Exercise goal —
Check every line below for the word "this" and copy the ones that have it.

[Begin Records shown]

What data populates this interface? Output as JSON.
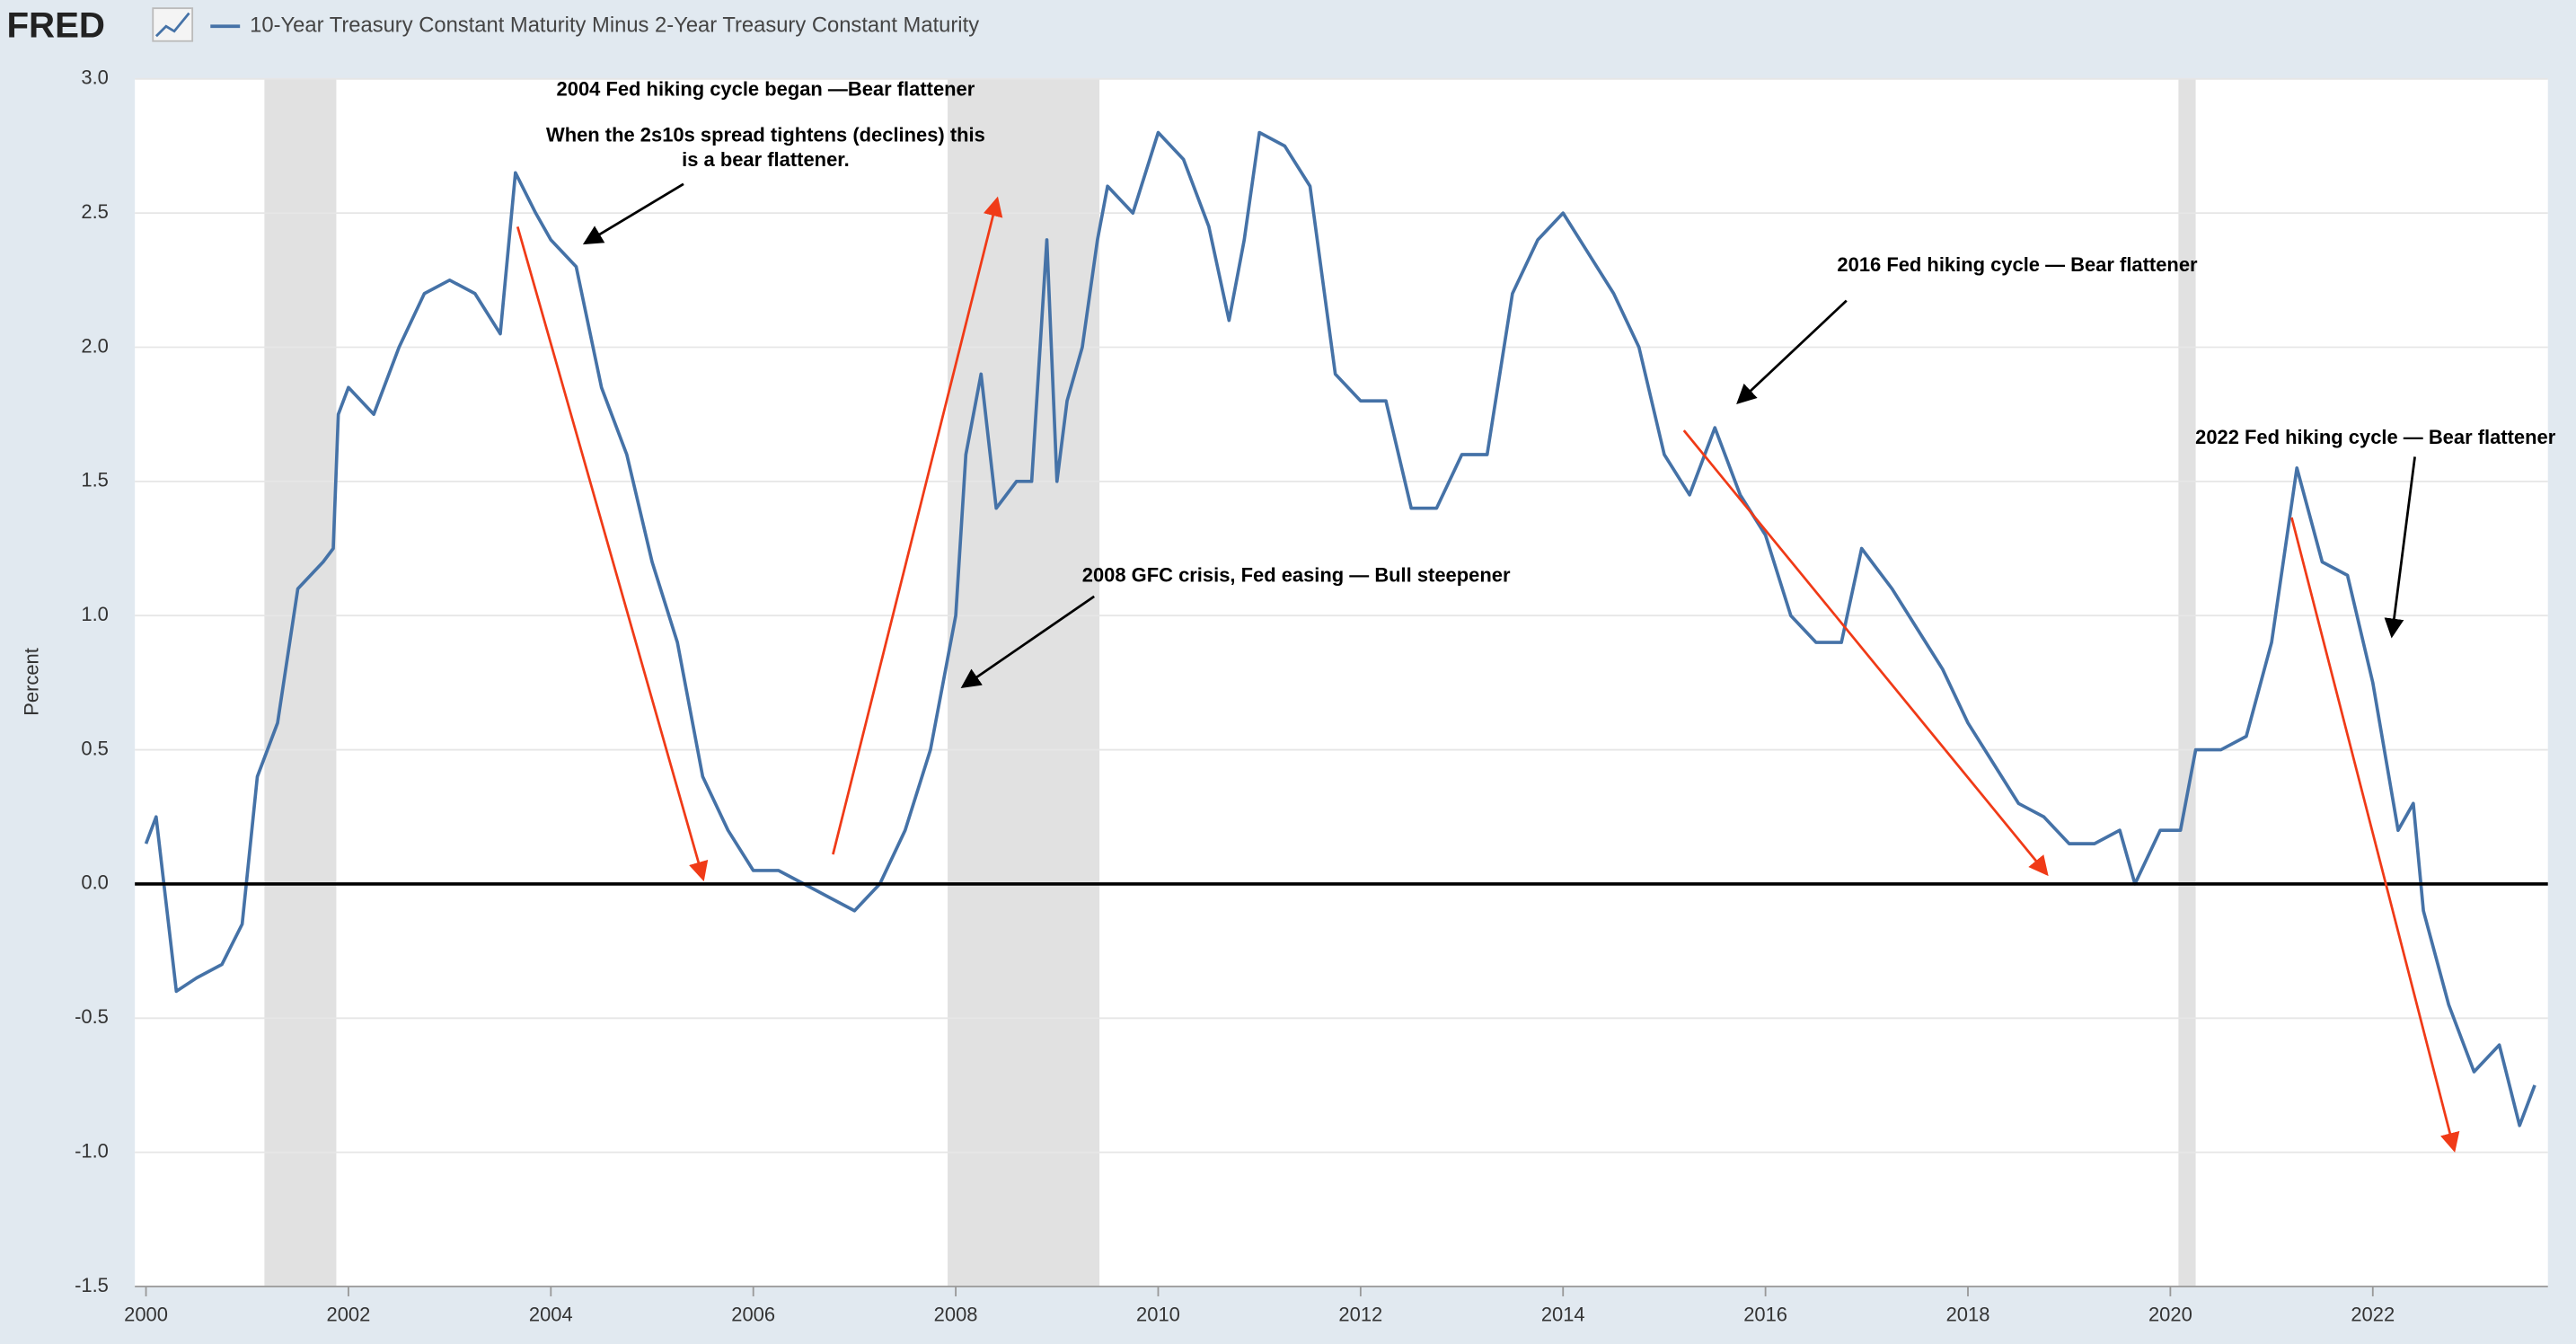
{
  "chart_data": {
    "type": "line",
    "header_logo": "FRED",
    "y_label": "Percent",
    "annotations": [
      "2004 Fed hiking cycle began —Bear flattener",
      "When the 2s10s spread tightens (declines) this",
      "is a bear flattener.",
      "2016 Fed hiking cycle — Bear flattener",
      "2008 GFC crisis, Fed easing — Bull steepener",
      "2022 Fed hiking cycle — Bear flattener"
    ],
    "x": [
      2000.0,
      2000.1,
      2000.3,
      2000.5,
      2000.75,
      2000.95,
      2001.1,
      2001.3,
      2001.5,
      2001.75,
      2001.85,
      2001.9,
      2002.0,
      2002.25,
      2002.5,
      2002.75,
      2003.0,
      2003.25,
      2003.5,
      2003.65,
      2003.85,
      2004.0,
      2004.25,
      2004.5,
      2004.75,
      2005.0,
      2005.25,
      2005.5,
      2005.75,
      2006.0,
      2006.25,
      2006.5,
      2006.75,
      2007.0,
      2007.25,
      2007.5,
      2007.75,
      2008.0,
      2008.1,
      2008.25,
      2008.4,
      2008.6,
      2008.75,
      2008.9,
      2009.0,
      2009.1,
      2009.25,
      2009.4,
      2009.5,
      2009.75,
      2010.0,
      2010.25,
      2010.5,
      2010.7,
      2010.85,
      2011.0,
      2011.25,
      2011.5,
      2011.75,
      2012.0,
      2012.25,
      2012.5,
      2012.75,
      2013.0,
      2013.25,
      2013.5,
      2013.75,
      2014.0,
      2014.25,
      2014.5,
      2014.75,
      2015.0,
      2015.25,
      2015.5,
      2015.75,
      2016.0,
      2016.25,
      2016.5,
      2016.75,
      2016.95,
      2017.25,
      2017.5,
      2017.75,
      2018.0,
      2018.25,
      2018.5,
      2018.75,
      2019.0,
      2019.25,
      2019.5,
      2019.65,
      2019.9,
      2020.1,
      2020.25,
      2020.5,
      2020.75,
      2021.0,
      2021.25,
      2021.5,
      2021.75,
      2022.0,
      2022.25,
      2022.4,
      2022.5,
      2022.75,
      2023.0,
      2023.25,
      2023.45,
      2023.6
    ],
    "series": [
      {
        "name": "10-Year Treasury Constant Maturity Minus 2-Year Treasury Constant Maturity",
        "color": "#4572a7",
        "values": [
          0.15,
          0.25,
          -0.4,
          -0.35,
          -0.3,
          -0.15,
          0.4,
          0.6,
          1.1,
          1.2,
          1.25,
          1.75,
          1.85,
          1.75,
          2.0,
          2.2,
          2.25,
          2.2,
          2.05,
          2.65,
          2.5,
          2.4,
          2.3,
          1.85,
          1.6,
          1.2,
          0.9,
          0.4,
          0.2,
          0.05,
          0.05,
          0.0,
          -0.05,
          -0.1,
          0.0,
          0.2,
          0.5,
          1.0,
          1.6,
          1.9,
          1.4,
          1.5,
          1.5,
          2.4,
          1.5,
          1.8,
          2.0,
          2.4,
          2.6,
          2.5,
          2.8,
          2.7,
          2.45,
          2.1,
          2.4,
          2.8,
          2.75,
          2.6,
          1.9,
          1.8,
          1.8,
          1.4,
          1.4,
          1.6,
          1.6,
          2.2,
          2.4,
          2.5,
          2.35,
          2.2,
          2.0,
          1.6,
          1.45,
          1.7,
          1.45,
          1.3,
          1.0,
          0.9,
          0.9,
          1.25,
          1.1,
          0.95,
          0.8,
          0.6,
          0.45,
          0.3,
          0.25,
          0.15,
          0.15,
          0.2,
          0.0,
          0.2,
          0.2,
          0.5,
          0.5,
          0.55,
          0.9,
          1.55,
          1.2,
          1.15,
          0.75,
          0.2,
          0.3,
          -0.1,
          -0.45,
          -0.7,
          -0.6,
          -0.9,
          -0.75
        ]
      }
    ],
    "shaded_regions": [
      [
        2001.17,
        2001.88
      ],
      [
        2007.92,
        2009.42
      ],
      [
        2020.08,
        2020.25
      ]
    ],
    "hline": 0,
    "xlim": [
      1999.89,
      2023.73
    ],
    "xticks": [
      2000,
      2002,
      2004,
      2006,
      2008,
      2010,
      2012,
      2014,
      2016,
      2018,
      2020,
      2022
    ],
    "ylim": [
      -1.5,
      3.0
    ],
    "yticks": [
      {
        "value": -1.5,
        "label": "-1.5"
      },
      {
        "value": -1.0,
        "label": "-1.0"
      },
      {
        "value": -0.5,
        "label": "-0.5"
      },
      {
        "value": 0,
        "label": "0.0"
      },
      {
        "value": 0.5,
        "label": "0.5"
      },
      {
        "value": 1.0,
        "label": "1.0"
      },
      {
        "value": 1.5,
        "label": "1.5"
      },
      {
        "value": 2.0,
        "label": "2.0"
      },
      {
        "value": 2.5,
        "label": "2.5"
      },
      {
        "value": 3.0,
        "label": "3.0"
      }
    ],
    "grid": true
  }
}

[End Records shown]

The result —
What data populates this interface? Output as JSON.
      "When the 2s10s spread tightens (declines) this",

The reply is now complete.